Saved data entries

══════

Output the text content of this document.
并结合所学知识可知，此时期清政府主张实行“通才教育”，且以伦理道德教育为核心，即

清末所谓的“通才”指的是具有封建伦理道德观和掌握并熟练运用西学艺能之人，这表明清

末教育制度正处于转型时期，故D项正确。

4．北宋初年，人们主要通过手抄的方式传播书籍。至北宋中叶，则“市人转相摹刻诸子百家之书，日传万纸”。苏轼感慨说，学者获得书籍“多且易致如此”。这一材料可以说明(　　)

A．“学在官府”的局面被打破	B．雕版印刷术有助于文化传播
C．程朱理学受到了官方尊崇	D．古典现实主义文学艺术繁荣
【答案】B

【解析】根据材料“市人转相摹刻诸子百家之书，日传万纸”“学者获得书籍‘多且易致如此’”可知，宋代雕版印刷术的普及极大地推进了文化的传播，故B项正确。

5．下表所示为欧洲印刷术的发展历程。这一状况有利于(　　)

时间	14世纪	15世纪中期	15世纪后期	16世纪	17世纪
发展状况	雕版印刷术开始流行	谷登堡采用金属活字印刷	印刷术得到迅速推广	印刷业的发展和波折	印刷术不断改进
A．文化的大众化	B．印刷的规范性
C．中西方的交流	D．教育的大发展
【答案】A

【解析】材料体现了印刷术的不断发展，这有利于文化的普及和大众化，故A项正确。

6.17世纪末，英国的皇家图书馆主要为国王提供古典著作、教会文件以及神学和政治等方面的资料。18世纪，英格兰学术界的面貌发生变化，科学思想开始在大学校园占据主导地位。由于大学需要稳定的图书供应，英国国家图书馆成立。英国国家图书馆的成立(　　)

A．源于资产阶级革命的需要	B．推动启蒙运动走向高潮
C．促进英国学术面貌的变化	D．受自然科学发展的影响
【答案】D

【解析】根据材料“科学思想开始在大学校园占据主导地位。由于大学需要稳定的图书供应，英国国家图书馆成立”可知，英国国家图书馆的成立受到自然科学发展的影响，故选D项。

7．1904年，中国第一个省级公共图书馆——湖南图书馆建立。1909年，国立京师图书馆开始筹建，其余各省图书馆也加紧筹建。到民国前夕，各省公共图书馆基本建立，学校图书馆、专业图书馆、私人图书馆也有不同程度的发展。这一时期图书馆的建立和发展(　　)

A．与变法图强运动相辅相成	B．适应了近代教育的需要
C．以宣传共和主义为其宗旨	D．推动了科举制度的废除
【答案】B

══════

Copy every line that contains the string "科学思想开始在大学校园占据主导地位".

6.17世纪末，英国的皇家图书馆主要为国王提供古典著作、教会文件以及神学和政治等方面的资料。18世纪，英格兰学术界的面貌发生变化，科学思想开始在大学校园占据主导地位。由于大学需要稳定的图书供应，英国国家图书馆成立。英国国家图书馆的成立(　　)
【解析】根据材料“科学思想开始在大学校园占据主导地位。由于大学需要稳定的图书供应，英国国家图书馆成立”可知，英国国家图书馆的成立受到自然科学发展的影响，故选D项。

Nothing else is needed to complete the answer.